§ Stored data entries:
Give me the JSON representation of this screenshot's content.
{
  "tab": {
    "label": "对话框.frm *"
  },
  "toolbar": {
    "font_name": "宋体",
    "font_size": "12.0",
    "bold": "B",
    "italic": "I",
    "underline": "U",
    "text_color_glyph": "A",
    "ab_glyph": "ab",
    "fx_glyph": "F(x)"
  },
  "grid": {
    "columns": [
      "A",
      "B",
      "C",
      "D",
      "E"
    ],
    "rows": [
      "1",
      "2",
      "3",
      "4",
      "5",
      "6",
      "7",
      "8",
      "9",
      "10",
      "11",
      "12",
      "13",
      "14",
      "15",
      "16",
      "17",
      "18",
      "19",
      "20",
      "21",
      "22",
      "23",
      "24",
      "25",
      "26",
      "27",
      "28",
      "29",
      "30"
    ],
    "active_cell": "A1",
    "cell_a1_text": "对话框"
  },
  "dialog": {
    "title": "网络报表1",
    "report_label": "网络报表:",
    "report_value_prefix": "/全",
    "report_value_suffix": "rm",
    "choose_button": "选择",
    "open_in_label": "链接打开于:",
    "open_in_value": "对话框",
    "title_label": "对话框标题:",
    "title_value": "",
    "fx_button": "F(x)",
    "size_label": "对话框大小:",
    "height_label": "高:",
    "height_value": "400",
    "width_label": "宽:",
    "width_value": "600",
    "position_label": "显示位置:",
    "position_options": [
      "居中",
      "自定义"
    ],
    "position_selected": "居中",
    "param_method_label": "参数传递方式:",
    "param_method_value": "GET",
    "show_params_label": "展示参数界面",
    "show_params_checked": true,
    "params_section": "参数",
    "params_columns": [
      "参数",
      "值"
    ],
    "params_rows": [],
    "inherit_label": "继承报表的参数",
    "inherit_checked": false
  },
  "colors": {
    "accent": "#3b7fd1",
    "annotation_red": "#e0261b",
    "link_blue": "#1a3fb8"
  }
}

§ Job: Extract every record. Keep wording exact.

§ Task result:
Give me the JSON representation of this screenshot's content.
{
  "tab": {
    "label": "对话框.frm *"
  },
  "toolbar": {
    "font_name": "宋体",
    "font_size": "12.0",
    "bold": "B",
    "italic": "I",
    "underline": "U",
    "text_color_glyph": "A",
    "ab_glyph": "ab",
    "fx_glyph": "F(x)"
  },
  "grid": {
    "columns": [
      "A",
      "B",
      "C",
      "D",
      "E"
    ],
    "rows": [
      "1",
      "2",
      "3",
      "4",
      "5",
      "6",
      "7",
      "8",
      "9",
      "10",
      "11",
      "12",
      "13",
      "14",
      "15",
      "16",
      "17",
      "18",
      "19",
      "20",
      "21",
      "22",
      "23",
      "24",
      "25",
      "26",
      "27",
      "28",
      "29",
      "30"
    ],
    "active_cell": "A1",
    "cell_a1_text": "对话框"
  },
  "dialog": {
    "title": "网络报表1",
    "report_label": "网络报表:",
    "report_value_prefix": "/全",
    "report_value_suffix": "rm",
    "choose_button": "选择",
    "open_in_label": "链接打开于:",
    "open_in_value": "对话框",
    "title_label": "对话框标题:",
    "title_value": "",
    "fx_button": "F(x)",
    "size_label": "对话框大小:",
    "height_label": "高:",
    "height_value": "400",
    "width_label": "宽:",
    "width_value": "600",
    "position_label": "显示位置:",
    "position_options": [
      "居中",
      "自定义"
    ],
    "position_selected": "居中",
    "param_method_label": "参数传递方式:",
    "param_method_value": "GET",
    "show_params_label": "展示参数界面",
    "show_params_checked": true,
    "params_section": "参数",
    "params_columns": [
      "参数",
      "值"
    ],
    "params_rows": [],
    "inherit_label": "继承报表的参数",
    "inherit_checked": false
  },
  "colors": {
    "accent": "#3b7fd1",
    "annotation_red": "#e0261b",
    "link_blue": "#1a3fb8"
  }
}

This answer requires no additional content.